> Task instructions: Pictures stay out of the copy; set down each line of the listing below exactly.

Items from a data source
'''

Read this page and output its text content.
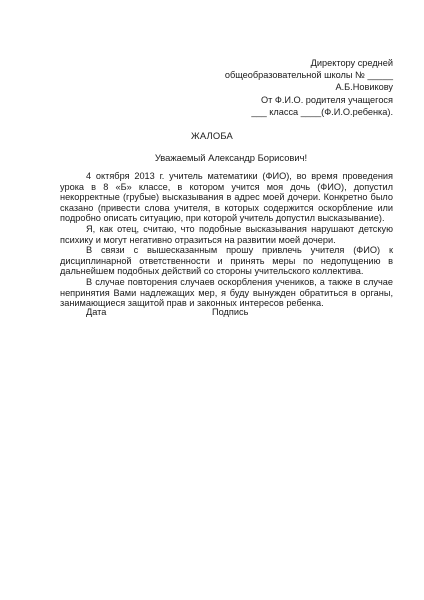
Директору средней
общеобразовательной школы № _____
А.Б.Новикову
От Ф.И.О. родителя учащегося
___ класса ____(Ф.И.О.ребенка).
ЖАЛОБА
Уважаемый Александр Борисович!

4 октября 2013 г. учитель математики (ФИО), во время проведения урока в 8 «Б» классе, в котором учится моя дочь (ФИО), допустил некорректные (грубые) высказывания в адрес моей дочери. Конкретно было сказано (привести слова учителя, в которых содержится оскорбление или подробно описать ситуацию, при которой учитель допустил высказывание).

Я, как отец, считаю, что подобные высказывания нарушают детскую психику и могут негативно отразиться на развитии моей дочери.

В связи с вышесказанным прошу привлечь учителя (ФИО) к дисциплинарной ответственности и принять меры по недопущению в дальнейшем подобных действий со стороны учительского коллектива.

В случае повторения случаев оскорбления учеников, а также в случае непринятия Вами надлежащих мер, я буду вынужден обратиться в органы, занимающиеся защитой прав и законных интересов ребенка.

Дата	Подпись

'''

> The solution:
Read this page and output its text content.
Директору средней
общеобразовательной школы № _____
А.Б.Новикову
От Ф.И.О. родителя учащегося
___ класса ____(Ф.И.О.ребенка).
ЖАЛОБА
Уважаемый Александр Борисович!

4 октября 2013 г. учитель математики (ФИО), во время проведения урока в 8 «Б» классе, в котором учится моя дочь (ФИО), допустил некорректные (грубые) высказывания в адрес моей дочери. Конкретно было сказано (привести слова учителя, в которых содержится оскорбление или подробно описать ситуацию, при которой учитель допустил высказывание).

Я, как отец, считаю, что подобные высказывания нарушают детскую психику и могут негативно отразиться на развитии моей дочери.

В связи с вышесказанным прошу привлечь учителя (ФИО) к дисциплинарной ответственности и принять меры по недопущению в дальнейшем подобных действий со стороны учительского коллектива.

В случае повторения случаев оскорбления учеников, а также в случае непринятия Вами надлежащих мер, я буду вынужден обратиться в органы, занимающиеся защитой прав и законных интересов ребенка.

Дата	Подпись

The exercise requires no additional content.